Runt-related transcription factor 2 (RUNX2) is a transcription factor from Runx family which is consist of RUNX1, RUNX2, and RUNX3, and RUNX2 is vital for bone development [9]. It is expressed in multipotent mesenchymal cells, osteoblast-lineage cells, and chondrocytes. RUNX2 is conducive to osteoblast differentiation and chondrocyte maturation by directly regulating Ihh and Sp7 expression and canonical Wnt signaling [10]. In addition, recent studies have confirmed that RUNX2 is closely related to the proliferation and invasion of cancers, such as osteosarcoma, breast cancer, prostate cancer, gastric cancer, lung cancer, melanoma, and colorectal cancer [1113]. RUNX2 is overexpressed in the above malignant tissues and stimulates the expression of metastatic marker genes such as vascular endothelial growth factor (VEGF), metalloproteinase 2 (MMP-2), osteopontin (OPN), and parathyroid hormone-related peptide (PTHrP), which ultimately leads to higher TNM stage and a poor prognosis in patients [1416].

As an essential factor involved in bone development, RUNX2 exhibits an adverse effect on bone metastasis in multiple cancers. Previous studies have shown that RUNX2 contributes to the progression of breast and prostate cancer-related osteolytic bone destructions by inducing TGFβ signaling and the CTGF-RUNX2-RANKL axis [1719]. New evidence has revealed that RUNX2 participates in the regulation of CD44-intracellular domain to the transcription of matrix metalloprotease-9 (MMP-9), which leads to enhanced bone resorption [16]. In MM, RUNX2 derived from myeloma cells facilitates tumor development through Akt/β-catenin/survivin signaling and upregulates the expression of multiple metastasis-related genes, which might be responsible for myeloma bone resorption [20]. Further study revealed that blocking RUNX2 in myeloma cells suppressed osteolytic lesions in vivo [21]. However, the detailed mechanism of the interaction between osteoclasts and osteoblasts in RUNX2-induced bone destruction, especially osteoblast activity transformation, remains unclear.

In this study, we show that increased expression of RUNX2 is responsible for bone destruction in MM. We demonstrate that RUNX2 promotes the suppression of osteoblast activity and enhancement of osteoclast activity by multiple myeloma cells using in vitro and in vivo approaches. Importantly, our data provide evidence that therapeutic inhibition of RUNX2 may protect against bone destruction by maintaining the balance between osteoblast and osteoclast activity in MM.

Results

RUNX2 is a poor prognostic factor in terms of survival and relapse in patients with MM

Data from a public database were collected to analyze the expression of RUNX2 in MM patients and its correlation with survival. Compared with that in normal plasma cells from healthy donors, the expression of RUNX2 was elevated in MM patient plasma cells (Fig. 1A). Relapsed MM exhibited a higher level of RUNX2 than newly diagnosed MM at baseline (Fig. 1B–D). Kaplan–Meier survival curves were generated for the high and low RUNX2 expression groups, which confirmed that high RUNX2 expression was correlated with shorter overall survival time (Fig. 1E, F). The results indicate that RUNX2 is a poor prognostic factor in terms of survival and relapse in MM.

Fig. 1.

=-=-=-=-=

**Your tasks:**
(1) Name the cancers that the passage on RUNX2 in multiple myeloma lists as closely related to RUNX2 in cancer proliferation and invasion.
(2) Write the next part of the passage on RUNX2 in multiple myeloma, picking up after its final line.

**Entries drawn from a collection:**

=-=-=-=-=

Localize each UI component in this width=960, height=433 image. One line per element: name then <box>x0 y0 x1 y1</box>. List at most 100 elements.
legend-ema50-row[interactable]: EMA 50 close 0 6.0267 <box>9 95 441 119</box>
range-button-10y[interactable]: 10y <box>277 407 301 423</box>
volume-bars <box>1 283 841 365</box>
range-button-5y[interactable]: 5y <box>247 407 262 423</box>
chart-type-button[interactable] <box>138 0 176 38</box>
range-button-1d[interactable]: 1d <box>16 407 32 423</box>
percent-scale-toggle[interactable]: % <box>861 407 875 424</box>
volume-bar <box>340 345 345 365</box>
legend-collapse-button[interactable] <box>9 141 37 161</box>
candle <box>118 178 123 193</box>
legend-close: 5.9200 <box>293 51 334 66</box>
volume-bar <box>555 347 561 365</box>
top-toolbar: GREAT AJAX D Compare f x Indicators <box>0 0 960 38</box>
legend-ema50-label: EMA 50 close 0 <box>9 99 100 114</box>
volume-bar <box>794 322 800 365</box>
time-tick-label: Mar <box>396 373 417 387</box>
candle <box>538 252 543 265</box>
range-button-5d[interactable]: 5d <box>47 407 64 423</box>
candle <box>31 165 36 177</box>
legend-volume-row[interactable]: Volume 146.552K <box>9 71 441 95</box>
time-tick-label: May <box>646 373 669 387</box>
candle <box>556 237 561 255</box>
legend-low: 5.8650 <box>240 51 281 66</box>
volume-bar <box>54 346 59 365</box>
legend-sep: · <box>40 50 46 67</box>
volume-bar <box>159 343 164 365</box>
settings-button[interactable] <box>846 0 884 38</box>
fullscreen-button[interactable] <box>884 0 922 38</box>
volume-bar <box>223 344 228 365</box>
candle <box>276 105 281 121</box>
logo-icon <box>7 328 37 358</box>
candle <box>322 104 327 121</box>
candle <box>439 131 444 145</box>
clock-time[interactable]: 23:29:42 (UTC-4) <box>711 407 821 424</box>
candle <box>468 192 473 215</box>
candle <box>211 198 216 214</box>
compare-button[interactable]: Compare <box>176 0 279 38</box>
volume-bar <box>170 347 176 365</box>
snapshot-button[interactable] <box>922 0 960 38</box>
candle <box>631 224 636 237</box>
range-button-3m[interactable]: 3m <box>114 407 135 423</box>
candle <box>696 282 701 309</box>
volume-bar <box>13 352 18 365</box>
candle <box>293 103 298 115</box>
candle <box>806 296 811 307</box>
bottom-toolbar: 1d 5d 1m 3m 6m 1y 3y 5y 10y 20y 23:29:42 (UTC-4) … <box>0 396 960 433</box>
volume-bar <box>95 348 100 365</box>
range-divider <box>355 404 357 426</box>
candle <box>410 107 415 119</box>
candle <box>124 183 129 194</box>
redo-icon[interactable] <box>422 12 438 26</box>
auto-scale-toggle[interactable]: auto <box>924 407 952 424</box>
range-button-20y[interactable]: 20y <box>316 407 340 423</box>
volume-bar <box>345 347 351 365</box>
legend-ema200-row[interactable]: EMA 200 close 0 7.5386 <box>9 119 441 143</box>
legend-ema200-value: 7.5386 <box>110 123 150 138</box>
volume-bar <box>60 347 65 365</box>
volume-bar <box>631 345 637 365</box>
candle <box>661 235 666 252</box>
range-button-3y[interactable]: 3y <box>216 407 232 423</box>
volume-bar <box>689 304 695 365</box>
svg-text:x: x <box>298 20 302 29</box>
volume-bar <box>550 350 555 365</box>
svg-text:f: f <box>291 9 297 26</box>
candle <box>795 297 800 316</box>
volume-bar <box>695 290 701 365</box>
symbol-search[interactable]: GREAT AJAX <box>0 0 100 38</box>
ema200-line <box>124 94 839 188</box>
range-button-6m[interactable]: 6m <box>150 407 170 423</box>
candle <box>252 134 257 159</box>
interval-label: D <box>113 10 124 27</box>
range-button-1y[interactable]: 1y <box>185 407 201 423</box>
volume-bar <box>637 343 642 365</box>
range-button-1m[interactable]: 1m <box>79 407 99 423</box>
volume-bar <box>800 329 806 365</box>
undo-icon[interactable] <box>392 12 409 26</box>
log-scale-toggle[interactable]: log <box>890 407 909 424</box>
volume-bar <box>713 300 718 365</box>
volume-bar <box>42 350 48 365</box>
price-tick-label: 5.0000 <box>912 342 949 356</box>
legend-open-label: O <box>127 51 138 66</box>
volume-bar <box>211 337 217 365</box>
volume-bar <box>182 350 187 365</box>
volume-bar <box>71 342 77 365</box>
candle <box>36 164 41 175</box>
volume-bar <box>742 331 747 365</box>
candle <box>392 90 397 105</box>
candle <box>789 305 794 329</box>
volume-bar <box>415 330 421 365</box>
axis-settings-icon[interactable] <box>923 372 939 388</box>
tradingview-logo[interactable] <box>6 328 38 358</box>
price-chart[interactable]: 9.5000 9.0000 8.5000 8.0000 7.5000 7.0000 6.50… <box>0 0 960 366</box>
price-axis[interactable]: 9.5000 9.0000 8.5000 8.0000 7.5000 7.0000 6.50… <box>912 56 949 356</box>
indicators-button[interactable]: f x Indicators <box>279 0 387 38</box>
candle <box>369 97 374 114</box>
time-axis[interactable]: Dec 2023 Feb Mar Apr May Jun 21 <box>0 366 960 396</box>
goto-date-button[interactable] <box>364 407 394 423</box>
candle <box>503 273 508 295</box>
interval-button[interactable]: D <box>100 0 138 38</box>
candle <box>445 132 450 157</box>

=-=-=-=-=

**Results of the exercise:**
(1) Osteosarcoma, breast cancer, prostate cancer, gastric cancer, lung cancer, melanoma, and colorectal cancer.

(2)
Fig. 1

Analysis of RUNX2 expression data and survival data from a public database. A Comparison of RUNX2 expression in MM plasma cells and normal plasma cells. B–D Comparison of RUNX2 expression in paired and unpaired baseline and relapsed MM samples. E, F Survival curves of MM patients based on high and low RUNX2 expression levels

RUNX2 expression positively correlates with bone destruction in patients with MM

To confirm the correlation of RUNX2 expression and myeloma bone destruction (MBD), we compared RUNX2 expression between samples with different degrees of MBD. MM patients with MBD showed higher RUNX2 levels than those without MBD (Fig. 2A). Subsequently, we collected 30 bone marrow biopsy sections and 18 fresh bone marrow fluid samples from newly diagnosed MM patients and divided them into mild and severe MBD groups according to the median level of bone destruction. Immunohistochemical (IHC) staining of bone biopsies was assessed on the background of CD138-positive staining to allow comparison of samples with similar tumor cell densities (Fig. 2C). According to both the IHC staining score and qPCR analysis, RUNX2 expression was higher in the severe MBD group than in the mild MBD group (Fig. 2D, E). These results indicate that the degree of MBD is related to the expression level of RUNX2 in MM, and the aggravation of bone destruction is accompanied by an increase in RUNX2 expression, confirming that RUNX2 is a molecule that promotes the development of MBD.

Fig. 2.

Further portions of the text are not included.